> **Goal**
Gather every line below where "page" appears.

(A block of data)

++++

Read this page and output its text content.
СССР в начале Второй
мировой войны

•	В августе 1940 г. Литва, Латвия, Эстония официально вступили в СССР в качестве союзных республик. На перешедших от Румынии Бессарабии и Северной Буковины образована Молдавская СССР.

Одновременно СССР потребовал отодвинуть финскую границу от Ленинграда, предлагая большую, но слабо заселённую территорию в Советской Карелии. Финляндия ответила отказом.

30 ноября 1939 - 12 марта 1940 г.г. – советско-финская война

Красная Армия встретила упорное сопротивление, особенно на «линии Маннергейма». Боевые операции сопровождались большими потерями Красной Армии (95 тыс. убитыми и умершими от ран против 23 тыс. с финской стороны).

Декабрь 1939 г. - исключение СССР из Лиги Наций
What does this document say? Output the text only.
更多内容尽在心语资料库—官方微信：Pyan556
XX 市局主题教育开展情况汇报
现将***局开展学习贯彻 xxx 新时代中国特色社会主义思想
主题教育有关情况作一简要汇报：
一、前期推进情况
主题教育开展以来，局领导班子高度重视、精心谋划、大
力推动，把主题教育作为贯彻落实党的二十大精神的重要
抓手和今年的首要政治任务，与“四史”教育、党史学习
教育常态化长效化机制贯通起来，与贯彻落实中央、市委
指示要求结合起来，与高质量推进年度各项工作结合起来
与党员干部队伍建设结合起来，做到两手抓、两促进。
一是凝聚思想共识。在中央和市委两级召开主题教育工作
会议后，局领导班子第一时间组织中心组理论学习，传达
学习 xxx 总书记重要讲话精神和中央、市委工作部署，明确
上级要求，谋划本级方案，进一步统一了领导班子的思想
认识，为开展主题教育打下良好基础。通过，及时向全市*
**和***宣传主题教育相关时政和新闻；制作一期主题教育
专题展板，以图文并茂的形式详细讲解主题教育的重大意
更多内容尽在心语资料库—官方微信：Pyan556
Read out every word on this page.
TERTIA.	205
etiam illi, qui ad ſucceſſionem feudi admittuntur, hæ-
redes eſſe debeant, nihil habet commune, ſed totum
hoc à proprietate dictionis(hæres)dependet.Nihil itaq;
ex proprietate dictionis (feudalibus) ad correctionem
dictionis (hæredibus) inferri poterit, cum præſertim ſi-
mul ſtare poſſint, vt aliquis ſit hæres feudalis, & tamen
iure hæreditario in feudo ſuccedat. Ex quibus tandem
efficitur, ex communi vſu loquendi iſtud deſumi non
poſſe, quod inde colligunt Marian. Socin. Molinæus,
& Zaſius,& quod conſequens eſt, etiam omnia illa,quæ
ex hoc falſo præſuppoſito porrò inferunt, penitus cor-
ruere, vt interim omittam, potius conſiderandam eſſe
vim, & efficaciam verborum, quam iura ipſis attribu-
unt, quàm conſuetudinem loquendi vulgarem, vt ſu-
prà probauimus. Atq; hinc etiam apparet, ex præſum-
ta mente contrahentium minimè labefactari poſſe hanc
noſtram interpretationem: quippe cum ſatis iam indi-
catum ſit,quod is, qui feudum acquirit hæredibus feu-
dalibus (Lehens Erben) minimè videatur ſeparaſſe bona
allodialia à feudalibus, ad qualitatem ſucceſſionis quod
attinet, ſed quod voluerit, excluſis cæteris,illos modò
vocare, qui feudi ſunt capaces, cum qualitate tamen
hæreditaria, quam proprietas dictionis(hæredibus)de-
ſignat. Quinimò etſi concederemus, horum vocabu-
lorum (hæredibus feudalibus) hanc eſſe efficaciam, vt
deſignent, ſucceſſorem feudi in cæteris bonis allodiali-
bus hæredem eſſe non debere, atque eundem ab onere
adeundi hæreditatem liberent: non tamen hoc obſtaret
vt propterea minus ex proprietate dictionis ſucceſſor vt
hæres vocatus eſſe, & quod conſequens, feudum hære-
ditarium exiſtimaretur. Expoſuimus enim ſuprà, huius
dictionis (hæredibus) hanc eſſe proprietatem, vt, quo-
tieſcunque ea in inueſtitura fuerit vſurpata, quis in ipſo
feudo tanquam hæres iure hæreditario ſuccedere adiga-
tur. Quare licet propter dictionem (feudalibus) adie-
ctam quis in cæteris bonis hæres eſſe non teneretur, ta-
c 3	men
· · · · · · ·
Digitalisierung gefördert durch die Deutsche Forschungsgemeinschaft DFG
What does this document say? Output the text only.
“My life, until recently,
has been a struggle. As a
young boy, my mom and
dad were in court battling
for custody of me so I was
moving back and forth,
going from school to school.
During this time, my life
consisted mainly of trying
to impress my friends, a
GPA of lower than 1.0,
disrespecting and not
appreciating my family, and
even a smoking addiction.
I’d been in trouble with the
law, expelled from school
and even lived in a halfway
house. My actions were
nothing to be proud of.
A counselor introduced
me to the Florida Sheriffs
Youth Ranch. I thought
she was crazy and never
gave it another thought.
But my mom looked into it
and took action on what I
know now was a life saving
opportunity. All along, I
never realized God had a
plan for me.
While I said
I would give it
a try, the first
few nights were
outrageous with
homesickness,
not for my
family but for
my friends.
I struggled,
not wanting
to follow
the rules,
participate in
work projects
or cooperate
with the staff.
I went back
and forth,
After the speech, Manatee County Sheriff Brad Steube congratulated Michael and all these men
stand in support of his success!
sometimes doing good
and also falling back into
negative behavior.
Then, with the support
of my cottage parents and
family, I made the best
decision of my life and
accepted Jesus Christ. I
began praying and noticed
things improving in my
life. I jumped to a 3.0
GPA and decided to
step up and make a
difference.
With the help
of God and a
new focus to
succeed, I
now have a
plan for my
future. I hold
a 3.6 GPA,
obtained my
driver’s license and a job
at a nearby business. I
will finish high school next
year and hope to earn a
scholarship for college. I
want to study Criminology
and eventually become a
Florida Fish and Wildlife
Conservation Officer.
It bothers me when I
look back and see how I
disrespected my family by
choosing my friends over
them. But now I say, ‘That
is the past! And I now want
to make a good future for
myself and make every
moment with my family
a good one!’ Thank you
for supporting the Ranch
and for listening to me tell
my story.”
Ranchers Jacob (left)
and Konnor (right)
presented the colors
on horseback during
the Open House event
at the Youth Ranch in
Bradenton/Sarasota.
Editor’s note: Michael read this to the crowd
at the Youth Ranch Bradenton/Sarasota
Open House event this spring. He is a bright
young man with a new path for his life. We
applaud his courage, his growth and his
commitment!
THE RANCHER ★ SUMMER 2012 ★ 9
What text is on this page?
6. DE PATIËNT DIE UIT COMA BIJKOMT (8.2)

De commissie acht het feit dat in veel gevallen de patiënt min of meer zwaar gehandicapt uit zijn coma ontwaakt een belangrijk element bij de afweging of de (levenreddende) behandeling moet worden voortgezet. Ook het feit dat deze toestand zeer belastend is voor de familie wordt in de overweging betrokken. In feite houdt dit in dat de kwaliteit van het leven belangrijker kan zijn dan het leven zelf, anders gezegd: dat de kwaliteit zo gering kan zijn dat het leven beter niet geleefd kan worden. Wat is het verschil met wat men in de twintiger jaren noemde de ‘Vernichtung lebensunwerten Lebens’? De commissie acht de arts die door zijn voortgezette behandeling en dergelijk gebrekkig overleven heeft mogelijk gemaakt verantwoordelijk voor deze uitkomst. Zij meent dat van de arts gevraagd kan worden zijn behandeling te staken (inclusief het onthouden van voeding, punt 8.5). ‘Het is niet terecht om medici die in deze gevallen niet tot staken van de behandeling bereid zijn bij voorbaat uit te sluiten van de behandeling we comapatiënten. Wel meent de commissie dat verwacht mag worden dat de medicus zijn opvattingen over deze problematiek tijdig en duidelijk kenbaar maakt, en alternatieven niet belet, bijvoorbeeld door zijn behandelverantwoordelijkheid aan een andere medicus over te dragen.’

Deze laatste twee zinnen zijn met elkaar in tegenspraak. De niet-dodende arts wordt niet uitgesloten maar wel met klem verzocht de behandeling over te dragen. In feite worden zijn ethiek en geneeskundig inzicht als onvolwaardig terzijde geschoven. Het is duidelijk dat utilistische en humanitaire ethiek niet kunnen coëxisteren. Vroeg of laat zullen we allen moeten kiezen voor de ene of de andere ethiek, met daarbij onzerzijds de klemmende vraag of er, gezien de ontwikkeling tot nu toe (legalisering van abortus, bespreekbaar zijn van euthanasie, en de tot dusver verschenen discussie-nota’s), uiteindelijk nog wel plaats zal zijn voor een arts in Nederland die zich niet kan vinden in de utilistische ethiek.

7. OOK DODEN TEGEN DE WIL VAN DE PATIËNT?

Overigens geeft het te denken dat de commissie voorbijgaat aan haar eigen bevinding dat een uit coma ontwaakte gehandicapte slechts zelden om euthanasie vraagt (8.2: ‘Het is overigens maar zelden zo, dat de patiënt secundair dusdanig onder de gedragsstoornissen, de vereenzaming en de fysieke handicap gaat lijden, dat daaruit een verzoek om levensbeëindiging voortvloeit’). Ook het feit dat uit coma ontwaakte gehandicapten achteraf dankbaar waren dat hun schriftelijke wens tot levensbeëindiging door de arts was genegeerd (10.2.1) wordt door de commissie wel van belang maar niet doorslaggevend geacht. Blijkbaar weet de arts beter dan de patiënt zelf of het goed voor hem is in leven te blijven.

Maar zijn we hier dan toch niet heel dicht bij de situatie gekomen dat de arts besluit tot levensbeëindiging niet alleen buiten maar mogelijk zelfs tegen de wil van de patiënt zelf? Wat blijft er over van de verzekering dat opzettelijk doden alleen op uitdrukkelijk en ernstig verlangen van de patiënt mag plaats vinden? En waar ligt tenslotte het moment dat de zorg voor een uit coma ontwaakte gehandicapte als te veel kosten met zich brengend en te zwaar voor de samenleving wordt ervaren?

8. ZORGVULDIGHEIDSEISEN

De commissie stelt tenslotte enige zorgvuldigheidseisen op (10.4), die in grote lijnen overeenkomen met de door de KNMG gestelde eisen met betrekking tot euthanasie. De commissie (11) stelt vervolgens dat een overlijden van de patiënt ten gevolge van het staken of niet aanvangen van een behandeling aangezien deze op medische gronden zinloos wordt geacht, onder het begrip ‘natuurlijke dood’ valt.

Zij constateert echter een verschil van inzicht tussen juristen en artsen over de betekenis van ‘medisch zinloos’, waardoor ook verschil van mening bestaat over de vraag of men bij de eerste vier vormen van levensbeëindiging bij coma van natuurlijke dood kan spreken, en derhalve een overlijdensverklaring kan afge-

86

++++

> **Written answer**
Read this page and output its text content.
Read out every word on this page.
What text is on this page?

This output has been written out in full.